• **WHAT NEEDS TO BE DONE**
Every line below that holds the string "will" should be copied out.

• **MATERIAL SHOWN**
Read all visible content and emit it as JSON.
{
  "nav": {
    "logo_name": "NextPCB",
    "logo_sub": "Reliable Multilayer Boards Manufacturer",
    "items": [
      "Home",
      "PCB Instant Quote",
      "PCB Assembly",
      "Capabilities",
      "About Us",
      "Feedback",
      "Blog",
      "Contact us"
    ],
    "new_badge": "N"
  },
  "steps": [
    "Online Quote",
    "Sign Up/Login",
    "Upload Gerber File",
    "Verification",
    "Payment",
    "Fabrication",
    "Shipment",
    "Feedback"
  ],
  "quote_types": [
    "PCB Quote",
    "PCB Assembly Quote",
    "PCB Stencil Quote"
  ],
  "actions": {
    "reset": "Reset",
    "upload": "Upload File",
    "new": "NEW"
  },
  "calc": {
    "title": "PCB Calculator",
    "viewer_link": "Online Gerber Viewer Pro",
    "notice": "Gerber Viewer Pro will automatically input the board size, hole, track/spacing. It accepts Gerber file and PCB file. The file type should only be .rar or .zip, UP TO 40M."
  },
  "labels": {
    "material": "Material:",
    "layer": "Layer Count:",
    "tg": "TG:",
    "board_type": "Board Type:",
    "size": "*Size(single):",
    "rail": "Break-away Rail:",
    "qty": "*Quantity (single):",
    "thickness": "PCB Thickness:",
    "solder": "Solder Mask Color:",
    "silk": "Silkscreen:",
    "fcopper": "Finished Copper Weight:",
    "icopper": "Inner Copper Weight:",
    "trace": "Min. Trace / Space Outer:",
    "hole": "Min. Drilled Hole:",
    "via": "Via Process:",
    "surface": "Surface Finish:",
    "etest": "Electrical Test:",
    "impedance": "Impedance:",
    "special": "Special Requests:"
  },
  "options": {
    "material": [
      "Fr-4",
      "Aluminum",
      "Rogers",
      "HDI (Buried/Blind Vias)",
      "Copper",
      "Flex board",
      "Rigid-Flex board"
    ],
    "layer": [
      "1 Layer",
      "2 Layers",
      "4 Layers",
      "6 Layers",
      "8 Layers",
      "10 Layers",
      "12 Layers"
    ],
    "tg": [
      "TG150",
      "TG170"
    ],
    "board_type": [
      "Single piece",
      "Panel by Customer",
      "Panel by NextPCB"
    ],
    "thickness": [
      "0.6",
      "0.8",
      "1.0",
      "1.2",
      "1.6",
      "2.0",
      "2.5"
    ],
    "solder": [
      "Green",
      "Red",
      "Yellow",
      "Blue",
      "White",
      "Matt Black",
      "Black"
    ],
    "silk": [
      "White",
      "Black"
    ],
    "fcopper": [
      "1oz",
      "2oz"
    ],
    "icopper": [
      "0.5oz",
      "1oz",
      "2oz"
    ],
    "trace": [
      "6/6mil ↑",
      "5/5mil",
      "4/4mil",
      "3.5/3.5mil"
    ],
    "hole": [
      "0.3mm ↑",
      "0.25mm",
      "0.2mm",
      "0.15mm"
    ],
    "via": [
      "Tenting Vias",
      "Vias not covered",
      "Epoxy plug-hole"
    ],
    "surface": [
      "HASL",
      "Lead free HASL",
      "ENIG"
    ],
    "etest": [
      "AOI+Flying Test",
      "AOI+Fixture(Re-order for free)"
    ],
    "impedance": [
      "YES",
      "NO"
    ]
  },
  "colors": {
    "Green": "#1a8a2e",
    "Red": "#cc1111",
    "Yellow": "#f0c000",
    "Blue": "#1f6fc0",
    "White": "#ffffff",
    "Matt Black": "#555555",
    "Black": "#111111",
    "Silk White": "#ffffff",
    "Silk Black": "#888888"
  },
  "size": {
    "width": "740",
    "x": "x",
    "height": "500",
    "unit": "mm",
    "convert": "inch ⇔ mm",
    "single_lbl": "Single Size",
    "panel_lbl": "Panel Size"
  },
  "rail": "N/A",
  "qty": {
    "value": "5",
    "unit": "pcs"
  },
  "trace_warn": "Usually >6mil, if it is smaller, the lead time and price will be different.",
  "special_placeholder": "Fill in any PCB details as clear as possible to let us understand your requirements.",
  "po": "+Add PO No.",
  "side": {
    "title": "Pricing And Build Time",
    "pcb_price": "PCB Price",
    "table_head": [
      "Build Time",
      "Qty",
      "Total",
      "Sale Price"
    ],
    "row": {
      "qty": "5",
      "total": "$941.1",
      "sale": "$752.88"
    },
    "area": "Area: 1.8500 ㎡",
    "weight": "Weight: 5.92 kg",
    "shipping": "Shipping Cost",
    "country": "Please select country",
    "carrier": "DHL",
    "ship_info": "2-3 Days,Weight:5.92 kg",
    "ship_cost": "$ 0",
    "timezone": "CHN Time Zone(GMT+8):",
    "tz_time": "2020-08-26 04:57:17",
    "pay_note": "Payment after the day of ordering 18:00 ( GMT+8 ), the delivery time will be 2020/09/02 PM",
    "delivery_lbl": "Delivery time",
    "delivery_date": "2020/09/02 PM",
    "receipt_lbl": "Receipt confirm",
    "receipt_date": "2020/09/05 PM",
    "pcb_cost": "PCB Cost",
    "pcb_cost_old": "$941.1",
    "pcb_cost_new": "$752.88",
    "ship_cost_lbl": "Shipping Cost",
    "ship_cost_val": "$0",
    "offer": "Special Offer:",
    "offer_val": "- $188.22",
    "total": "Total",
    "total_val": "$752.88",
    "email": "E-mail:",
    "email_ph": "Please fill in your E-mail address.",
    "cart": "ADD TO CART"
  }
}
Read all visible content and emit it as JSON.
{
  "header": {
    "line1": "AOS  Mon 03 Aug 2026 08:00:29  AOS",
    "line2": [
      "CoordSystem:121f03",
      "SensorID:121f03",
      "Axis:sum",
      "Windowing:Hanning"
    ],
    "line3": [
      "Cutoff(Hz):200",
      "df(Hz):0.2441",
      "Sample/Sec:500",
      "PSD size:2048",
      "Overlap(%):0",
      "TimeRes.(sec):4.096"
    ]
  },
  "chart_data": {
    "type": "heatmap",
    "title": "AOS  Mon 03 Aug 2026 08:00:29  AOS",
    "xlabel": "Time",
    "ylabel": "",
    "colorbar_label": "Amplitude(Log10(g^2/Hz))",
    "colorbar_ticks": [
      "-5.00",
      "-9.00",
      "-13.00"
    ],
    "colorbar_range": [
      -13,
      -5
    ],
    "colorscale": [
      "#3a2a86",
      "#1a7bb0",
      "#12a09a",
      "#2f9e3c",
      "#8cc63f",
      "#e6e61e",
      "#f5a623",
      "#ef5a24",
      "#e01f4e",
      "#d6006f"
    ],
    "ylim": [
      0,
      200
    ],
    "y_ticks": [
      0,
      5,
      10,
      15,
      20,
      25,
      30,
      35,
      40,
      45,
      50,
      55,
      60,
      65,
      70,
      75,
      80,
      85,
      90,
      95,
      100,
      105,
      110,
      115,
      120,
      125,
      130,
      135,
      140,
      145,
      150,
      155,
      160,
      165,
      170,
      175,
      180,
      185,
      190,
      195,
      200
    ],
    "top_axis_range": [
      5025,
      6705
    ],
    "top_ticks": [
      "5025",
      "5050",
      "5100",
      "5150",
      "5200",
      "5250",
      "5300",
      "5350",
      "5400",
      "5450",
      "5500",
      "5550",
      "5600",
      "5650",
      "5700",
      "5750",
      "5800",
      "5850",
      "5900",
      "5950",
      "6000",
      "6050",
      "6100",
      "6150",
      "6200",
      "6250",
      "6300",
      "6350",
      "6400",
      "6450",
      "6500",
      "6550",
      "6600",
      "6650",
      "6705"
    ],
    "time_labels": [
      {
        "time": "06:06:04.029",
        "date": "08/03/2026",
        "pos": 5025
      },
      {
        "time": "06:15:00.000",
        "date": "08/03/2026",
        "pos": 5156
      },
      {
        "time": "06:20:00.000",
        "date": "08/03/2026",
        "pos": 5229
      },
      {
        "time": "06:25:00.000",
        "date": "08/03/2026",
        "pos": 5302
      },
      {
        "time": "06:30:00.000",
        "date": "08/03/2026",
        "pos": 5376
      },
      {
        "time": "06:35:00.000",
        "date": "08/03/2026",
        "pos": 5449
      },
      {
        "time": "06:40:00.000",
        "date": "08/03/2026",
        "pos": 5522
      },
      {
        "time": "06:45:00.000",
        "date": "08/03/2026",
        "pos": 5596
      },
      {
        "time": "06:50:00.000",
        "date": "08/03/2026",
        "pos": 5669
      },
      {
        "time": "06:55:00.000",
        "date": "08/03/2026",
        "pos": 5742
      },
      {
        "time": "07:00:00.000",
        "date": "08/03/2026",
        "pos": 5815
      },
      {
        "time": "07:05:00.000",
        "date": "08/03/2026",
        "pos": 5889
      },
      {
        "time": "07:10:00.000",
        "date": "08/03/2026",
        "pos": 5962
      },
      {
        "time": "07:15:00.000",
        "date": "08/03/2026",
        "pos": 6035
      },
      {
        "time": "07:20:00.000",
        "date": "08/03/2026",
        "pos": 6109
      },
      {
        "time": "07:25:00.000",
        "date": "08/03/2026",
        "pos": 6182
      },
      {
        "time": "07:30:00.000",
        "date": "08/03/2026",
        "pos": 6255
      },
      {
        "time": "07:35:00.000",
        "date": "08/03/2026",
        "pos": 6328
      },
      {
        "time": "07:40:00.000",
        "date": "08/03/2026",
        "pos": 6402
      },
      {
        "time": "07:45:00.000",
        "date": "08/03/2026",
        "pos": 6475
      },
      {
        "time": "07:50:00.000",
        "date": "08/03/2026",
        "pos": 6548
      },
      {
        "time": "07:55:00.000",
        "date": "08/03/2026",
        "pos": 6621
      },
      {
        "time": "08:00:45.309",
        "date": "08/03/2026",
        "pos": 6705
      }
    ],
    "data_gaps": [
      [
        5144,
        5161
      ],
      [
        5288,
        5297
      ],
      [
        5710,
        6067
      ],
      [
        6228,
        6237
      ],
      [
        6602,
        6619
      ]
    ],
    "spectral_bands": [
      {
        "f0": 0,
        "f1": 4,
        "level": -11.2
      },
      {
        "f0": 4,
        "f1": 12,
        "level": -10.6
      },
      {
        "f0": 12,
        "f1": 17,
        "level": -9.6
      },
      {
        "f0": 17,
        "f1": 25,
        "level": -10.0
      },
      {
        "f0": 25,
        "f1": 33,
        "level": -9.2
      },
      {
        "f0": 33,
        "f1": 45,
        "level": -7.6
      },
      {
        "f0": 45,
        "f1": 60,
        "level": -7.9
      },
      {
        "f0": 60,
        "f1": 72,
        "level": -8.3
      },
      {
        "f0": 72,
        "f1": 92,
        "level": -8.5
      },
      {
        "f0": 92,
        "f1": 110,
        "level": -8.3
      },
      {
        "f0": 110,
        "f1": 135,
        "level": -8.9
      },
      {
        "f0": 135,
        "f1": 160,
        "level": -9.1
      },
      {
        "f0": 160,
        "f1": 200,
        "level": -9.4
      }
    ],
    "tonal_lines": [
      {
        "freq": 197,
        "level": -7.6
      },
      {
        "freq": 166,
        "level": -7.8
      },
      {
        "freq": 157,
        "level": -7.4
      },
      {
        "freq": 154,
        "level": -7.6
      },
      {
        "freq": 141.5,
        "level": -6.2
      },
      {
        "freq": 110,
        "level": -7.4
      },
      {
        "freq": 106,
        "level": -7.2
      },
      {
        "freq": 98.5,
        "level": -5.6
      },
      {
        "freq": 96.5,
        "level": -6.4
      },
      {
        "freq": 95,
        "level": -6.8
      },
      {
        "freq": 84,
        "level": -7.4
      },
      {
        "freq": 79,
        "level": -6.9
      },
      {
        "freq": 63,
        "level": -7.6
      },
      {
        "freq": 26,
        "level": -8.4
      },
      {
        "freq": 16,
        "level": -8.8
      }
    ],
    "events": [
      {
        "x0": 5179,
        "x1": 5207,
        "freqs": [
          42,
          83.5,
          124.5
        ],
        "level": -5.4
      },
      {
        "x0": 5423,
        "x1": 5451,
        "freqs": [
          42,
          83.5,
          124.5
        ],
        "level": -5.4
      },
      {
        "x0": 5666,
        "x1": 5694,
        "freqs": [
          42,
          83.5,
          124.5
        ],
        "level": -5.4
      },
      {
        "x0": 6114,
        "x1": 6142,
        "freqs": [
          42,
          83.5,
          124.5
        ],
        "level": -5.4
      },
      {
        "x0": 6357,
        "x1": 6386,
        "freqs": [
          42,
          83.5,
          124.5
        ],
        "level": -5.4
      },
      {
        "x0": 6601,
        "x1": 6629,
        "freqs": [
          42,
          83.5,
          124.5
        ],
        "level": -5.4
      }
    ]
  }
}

• **EXERCISE RESPONSE**
    "notice": "Gerber Viewer Pro will automatically input the board size, hole, track/spacing. It accepts Gerber file and PCB file. The file type should only be .rar or .zip, UP TO 40M."
  "trace_warn": "Usually >6mil, if it is smaller, the lead time and price will be different.",
    "pay_note": "Payment after the day of ordering 18:00 ( GMT+8 ), the delivery time will be 2020/09/02 PM",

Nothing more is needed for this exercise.